%%

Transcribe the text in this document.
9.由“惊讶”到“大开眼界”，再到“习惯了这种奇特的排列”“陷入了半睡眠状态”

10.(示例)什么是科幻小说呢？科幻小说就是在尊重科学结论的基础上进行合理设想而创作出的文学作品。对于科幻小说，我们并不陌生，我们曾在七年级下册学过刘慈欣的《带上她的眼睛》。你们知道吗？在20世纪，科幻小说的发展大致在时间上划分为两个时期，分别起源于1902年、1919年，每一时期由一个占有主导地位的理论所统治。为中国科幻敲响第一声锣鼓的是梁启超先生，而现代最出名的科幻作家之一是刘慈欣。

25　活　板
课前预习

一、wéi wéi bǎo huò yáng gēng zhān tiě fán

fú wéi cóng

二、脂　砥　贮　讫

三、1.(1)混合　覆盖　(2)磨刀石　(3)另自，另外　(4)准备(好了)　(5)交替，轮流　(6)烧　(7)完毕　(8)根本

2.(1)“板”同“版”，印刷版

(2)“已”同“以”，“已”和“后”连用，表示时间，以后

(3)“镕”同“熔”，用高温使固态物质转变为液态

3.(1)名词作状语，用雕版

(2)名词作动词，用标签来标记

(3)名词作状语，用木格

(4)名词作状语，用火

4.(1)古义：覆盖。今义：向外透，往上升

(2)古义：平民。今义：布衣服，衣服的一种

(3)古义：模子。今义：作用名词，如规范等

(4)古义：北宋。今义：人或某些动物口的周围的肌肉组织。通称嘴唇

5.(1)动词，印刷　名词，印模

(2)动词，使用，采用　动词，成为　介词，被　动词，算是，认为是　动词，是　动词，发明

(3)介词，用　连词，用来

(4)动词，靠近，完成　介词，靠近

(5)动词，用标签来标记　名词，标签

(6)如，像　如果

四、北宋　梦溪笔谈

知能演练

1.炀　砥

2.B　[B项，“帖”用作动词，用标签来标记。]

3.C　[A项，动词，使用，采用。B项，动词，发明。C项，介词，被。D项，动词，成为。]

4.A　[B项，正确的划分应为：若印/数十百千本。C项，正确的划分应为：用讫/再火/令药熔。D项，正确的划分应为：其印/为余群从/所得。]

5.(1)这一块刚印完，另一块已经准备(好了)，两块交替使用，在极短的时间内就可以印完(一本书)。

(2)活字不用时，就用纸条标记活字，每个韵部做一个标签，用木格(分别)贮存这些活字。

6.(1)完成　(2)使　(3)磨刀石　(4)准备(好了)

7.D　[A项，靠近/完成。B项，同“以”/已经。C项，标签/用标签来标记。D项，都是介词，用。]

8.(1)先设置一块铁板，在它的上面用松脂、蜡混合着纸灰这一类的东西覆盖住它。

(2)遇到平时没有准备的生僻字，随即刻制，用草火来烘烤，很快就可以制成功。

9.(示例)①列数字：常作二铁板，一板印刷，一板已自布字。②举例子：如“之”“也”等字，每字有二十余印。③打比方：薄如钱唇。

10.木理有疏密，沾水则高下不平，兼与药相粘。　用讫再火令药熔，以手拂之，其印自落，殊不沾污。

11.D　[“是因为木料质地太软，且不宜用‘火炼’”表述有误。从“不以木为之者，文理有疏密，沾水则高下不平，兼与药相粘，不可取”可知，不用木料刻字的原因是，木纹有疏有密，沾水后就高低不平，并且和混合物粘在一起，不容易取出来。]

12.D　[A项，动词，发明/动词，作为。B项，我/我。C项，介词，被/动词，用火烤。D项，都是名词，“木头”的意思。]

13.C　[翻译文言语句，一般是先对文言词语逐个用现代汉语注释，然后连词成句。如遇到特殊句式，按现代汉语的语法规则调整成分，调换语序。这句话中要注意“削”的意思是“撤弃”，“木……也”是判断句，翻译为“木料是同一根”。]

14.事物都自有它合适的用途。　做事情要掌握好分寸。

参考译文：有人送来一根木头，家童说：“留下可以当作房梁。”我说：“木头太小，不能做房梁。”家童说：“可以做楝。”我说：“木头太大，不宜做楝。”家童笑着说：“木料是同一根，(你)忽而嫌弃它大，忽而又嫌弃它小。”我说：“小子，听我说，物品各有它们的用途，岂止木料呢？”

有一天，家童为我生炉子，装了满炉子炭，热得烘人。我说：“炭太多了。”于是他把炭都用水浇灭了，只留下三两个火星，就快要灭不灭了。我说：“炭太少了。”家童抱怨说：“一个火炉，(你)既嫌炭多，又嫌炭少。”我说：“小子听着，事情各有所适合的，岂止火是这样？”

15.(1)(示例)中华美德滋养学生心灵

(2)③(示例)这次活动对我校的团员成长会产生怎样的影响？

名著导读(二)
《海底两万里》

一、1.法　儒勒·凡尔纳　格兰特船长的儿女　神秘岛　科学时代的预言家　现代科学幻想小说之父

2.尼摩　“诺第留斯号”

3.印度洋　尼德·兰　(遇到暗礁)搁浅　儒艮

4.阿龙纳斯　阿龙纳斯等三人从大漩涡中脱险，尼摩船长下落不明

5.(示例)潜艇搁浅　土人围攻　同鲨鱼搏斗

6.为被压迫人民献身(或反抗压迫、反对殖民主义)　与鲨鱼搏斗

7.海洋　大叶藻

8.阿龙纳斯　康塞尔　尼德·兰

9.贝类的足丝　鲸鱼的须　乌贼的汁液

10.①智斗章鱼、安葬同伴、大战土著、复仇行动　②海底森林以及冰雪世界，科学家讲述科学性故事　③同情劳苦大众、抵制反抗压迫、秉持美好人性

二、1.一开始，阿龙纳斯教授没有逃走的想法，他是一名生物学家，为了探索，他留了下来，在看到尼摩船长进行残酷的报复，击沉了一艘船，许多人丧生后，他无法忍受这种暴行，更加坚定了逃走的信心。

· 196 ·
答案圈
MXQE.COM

%%

**Given exercise:** Restate all of the entries exactly, please.

**The answer:**
Transcribe the text in this document.
9.由“惊讶”到“大开眼界”，再到“习惯了这种奇特的排列”“陷入了半睡眠状态”

10.(示例)什么是科幻小说呢？科幻小说就是在尊重科学结论的基础上进行合理设想而创作出的文学作品。对于科幻小说，我们并不陌生，我们曾在七年级下册学过刘慈欣的《带上她的眼睛》。你们知道吗？在20世纪，科幻小说的发展大致在时间上划分为两个时期，分别起源于1902年、1919年，每一时期由一个占有主导地位的理论所统治。为中国科幻敲响第一声锣鼓的是梁启超先生，而现代最出名的科幻作家之一是刘慈欣。

25　活　板
课前预习

一、wéi wéi bǎo huò yáng gēng zhān tiě fán

fú wéi cóng

二、脂　砥　贮　讫

三、1.(1)混合　覆盖　(2)磨刀石　(3)另自，另外　(4)准备(好了)　(5)交替，轮流　(6)烧　(7)完毕　(8)根本

2.(1)“板”同“版”，印刷版

(2)“已”同“以”，“已”和“后”连用，表示时间，以后

(3)“镕”同“熔”，用高温使固态物质转变为液态

3.(1)名词作状语，用雕版

(2)名词作动词，用标签来标记

(3)名词作状语，用木格

(4)名词作状语，用火

4.(1)古义：覆盖。今义：向外透，往上升

(2)古义：平民。今义：布衣服，衣服的一种

(3)古义：模子。今义：作用名词，如规范等

(4)古义：北宋。今义：人或某些动物口的周围的肌肉组织。通称嘴唇

5.(1)动词，印刷　名词，印模

(2)动词，使用，采用　动词，成为　介词，被　动词，算是，认为是　动词，是　动词，发明

(3)介词，用　连词，用来

(4)动词，靠近，完成　介词，靠近

(5)动词，用标签来标记　名词，标签

(6)如，像　如果

四、北宋　梦溪笔谈

知能演练

1.炀　砥

2.B　[B项，“帖”用作动词，用标签来标记。]

3.C　[A项，动词，使用，采用。B项，动词，发明。C项，介词，被。D项，动词，成为。]

4.A　[B项，正确的划分应为：若印/数十百千本。C项，正确的划分应为：用讫/再火/令药熔。D项，正确的划分应为：其印/为余群从/所得。]

5.(1)这一块刚印完，另一块已经准备(好了)，两块交替使用，在极短的时间内就可以印完(一本书)。

(2)活字不用时，就用纸条标记活字，每个韵部做一个标签，用木格(分别)贮存这些活字。

6.(1)完成　(2)使　(3)磨刀石　(4)准备(好了)

7.D　[A项，靠近/完成。B项，同“以”/已经。C项，标签/用标签来标记。D项，都是介词，用。]

8.(1)先设置一块铁板，在它的上面用松脂、蜡混合着纸灰这一类的东西覆盖住它。

(2)遇到平时没有准备的生僻字，随即刻制，用草火来烘烤，很快就可以制成功。

9.(示例)①列数字：常作二铁板，一板印刷，一板已自布字。②举例子：如“之”“也”等字，每字有二十余印。③打比方：薄如钱唇。

10.木理有疏密，沾水则高下不平，兼与药相粘。　用讫再火令药熔，以手拂之，其印自落，殊不沾污。

11.D　[“是因为木料质地太软，且不宜用‘火炼’”表述有误。从“不以木为之者，文理有疏密，沾水则高下不平，兼与药相粘，不可取”可知，不用木料刻字的原因是，木纹有疏有密，沾水后就高低不平，并且和混合物粘在一起，不容易取出来。]

12.D　[A项，动词，发明/动词，作为。B项，我/我。C项，介词，被/动词，用火烤。D项，都是名词，“木头”的意思。]

13.C　[翻译文言语句，一般是先对文言词语逐个用现代汉语注释，然后连词成句。如遇到特殊句式，按现代汉语的语法规则调整成分，调换语序。这句话中要注意“削”的意思是“撤弃”，“木……也”是判断句，翻译为“木料是同一根”。]

14.事物都自有它合适的用途。　做事情要掌握好分寸。

参考译文：有人送来一根木头，家童说：“留下可以当作房梁。”我说：“木头太小，不能做房梁。”家童说：“可以做楝。”我说：“木头太大，不宜做楝。”家童笑着说：“木料是同一根，(你)忽而嫌弃它大，忽而又嫌弃它小。”我说：“小子，听我说，物品各有它们的用途，岂止木料呢？”

有一天，家童为我生炉子，装了满炉子炭，热得烘人。我说：“炭太多了。”于是他把炭都用水浇灭了，只留下三两个火星，就快要灭不灭了。我说：“炭太少了。”家童抱怨说：“一个火炉，(你)既嫌炭多，又嫌炭少。”我说：“小子听着，事情各有所适合的，岂止火是这样？”

15.(1)(示例)中华美德滋养学生心灵

(2)③(示例)这次活动对我校的团员成长会产生怎样的影响？

名著导读(二)
《海底两万里》

一、1.法　儒勒·凡尔纳　格兰特船长的儿女　神秘岛　科学时代的预言家　现代科学幻想小说之父

2.尼摩　“诺第留斯号”

3.印度洋　尼德·兰　(遇到暗礁)搁浅　儒艮

4.阿龙纳斯　阿龙纳斯等三人从大漩涡中脱险，尼摩船长下落不明

5.(示例)潜艇搁浅　土人围攻　同鲨鱼搏斗

6.为被压迫人民献身(或反抗压迫、反对殖民主义)　与鲨鱼搏斗

7.海洋　大叶藻

8.阿龙纳斯　康塞尔　尼德·兰

9.贝类的足丝　鲸鱼的须　乌贼的汁液

10.①智斗章鱼、安葬同伴、大战土著、复仇行动　②海底森林以及冰雪世界，科学家讲述科学性故事　③同情劳苦大众、抵制反抗压迫、秉持美好人性

二、1.一开始，阿龙纳斯教授没有逃走的想法，他是一名生物学家，为了探索，他留了下来，在看到尼摩船长进行残酷的报复，击沉了一艘船，许多人丧生后，他无法忍受这种暴行，更加坚定了逃走的信心。

· 196 ·
答案圈
MXQE.COM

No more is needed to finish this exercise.